**Materials provided**
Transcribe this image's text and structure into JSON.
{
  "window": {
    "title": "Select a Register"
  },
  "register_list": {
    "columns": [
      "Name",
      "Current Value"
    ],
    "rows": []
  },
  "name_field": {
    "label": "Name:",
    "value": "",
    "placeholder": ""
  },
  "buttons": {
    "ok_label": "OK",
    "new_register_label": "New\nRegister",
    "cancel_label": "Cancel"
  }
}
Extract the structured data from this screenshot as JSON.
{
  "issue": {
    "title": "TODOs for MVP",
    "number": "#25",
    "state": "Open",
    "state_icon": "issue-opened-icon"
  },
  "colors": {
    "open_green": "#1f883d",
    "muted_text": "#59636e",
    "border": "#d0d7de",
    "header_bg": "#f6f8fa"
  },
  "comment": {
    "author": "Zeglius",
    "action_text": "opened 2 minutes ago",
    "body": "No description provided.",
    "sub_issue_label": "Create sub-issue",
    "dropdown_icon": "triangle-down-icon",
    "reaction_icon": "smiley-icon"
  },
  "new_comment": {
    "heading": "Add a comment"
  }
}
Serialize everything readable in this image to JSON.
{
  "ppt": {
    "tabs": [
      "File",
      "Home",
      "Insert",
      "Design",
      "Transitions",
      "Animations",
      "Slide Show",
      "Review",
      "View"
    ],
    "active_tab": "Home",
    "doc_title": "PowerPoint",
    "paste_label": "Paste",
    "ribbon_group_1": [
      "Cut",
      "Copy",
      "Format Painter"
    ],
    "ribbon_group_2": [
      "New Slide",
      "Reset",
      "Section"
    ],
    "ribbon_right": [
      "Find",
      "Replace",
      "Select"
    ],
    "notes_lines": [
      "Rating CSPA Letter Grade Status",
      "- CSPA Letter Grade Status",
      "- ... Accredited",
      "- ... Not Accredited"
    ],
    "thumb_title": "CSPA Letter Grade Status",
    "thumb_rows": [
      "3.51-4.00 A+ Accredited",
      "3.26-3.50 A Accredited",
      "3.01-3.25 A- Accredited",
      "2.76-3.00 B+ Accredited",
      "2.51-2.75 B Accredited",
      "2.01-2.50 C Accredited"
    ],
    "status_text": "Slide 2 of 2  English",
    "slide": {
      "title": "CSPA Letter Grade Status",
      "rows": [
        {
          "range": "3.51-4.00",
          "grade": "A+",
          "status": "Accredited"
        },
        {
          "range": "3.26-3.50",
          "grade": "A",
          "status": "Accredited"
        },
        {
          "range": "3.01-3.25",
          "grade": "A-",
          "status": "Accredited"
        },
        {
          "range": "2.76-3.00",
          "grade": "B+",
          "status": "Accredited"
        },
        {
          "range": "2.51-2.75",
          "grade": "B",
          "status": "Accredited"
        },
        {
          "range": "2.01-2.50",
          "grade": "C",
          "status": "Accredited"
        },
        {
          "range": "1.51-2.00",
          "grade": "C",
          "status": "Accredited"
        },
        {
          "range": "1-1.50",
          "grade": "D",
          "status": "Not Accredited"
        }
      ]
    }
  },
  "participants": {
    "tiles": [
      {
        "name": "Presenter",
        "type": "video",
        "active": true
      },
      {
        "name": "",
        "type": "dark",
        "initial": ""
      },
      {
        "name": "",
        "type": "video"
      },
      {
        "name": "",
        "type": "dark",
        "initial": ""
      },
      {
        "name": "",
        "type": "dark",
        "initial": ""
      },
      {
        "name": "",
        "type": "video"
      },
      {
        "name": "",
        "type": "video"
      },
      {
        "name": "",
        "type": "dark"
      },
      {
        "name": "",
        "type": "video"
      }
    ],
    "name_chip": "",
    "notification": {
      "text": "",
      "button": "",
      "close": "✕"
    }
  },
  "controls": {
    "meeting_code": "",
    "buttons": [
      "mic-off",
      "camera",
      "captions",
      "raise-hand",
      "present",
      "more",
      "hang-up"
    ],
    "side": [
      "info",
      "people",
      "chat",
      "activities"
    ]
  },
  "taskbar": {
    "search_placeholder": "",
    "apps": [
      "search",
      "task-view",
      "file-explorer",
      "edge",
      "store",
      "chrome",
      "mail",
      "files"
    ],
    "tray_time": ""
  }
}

**Exercise task**
Give all the entries again exactly; leave none out.

**Task output**
Transcribe this image's text and structure into JSON.
{
  "window": {
    "title": "Select a Register"
  },
  "register_list": {
    "columns": [
      "Name",
      "Current Value"
    ],
    "rows": []
  },
  "name_field": {
    "label": "Name:",
    "value": "",
    "placeholder": ""
  },
  "buttons": {
    "ok_label": "OK",
    "new_register_label": "New\nRegister",
    "cancel_label": "Cancel"
  }
}
Extract the structured data from this screenshot as JSON.
{
  "issue": {
    "title": "TODOs for MVP",
    "number": "#25",
    "state": "Open",
    "state_icon": "issue-opened-icon"
  },
  "colors": {
    "open_green": "#1f883d",
    "muted_text": "#59636e",
    "border": "#d0d7de",
    "header_bg": "#f6f8fa"
  },
  "comment": {
    "author": "Zeglius",
    "action_text": "opened 2 minutes ago",
    "body": "No description provided.",
    "sub_issue_label": "Create sub-issue",
    "dropdown_icon": "triangle-down-icon",
    "reaction_icon": "smiley-icon"
  },
  "new_comment": {
    "heading": "Add a comment"
  }
}
Serialize everything readable in this image to JSON.
{
  "ppt": {
    "tabs": [
      "File",
      "Home",
      "Insert",
      "Design",
      "Transitions",
      "Animations",
      "Slide Show",
      "Review",
      "View"
    ],
    "active_tab": "Home",
    "doc_title": "PowerPoint",
    "paste_label": "Paste",
    "ribbon_group_1": [
      "Cut",
      "Copy",
      "Format Painter"
    ],
    "ribbon_group_2": [
      "New Slide",
      "Reset",
      "Section"
    ],
    "ribbon_right": [
      "Find",
      "Replace",
      "Select"
    ],
    "notes_lines": [
      "Rating CSPA Letter Grade Status",
      "- CSPA Letter Grade Status",
      "- ... Accredited",
      "- ... Not Accredited"
    ],
    "thumb_title": "CSPA Letter Grade Status",
    "thumb_rows": [
      "3.51-4.00 A+ Accredited",
      "3.26-3.50 A Accredited",
      "3.01-3.25 A- Accredited",
      "2.76-3.00 B+ Accredited",
      "2.51-2.75 B Accredited",
      "2.01-2.50 C Accredited"
    ],
    "status_text": "Slide 2 of 2  English",
    "slide": {
      "title": "CSPA Letter Grade Status",
      "rows": [
        {
          "range": "3.51-4.00",
          "grade": "A+",
          "status": "Accredited"
        },
        {
          "range": "3.26-3.50",
          "grade": "A",
          "status": "Accredited"
        },
        {
          "range": "3.01-3.25",
          "grade": "A-",
          "status": "Accredited"
        },
        {
          "range": "2.76-3.00",
          "grade": "B+",
          "status": "Accredited"
        },
        {
          "range": "2.51-2.75",
          "grade": "B",
          "status": "Accredited"
        },
        {
          "range": "2.01-2.50",
          "grade": "C",
          "status": "Accredited"
        },
        {
          "range": "1.51-2.00",
          "grade": "C",
          "status": "Accredited"
        },
        {
          "range": "1-1.50",
          "grade": "D",
          "status": "Not Accredited"
        }
      ]
    }
  },
  "participants": {
    "tiles": [
      {
        "name": "Presenter",
        "type": "video",
        "active": true
      },
      {
        "name": "",
        "type": "dark",
        "initial": ""
      },
      {
        "name": "",
        "type": "video"
      },
      {
        "name": "",
        "type": "dark",
        "initial": ""
      },
      {
        "name": "",
        "type": "dark",
        "initial": ""
      },
      {
        "name": "",
        "type": "video"
      },
      {
        "name": "",
        "type": "video"
      },
      {
        "name": "",
        "type": "dark"
      },
      {
        "name": "",
        "type": "video"
      }
    ],
    "name_chip": "",
    "notification": {
      "text": "",
      "button": "",
      "close": "✕"
    }
  },
  "controls": {
    "meeting_code": "",
    "buttons": [
      "mic-off",
      "camera",
      "captions",
      "raise-hand",
      "present",
      "more",
      "hang-up"
    ],
    "side": [
      "info",
      "people",
      "chat",
      "activities"
    ]
  },
  "taskbar": {
    "search_placeholder": "",
    "apps": [
      "search",
      "task-view",
      "file-explorer",
      "edge",
      "store",
      "chrome",
      "mail",
      "files"
    ],
    "tray_time": ""
  }
}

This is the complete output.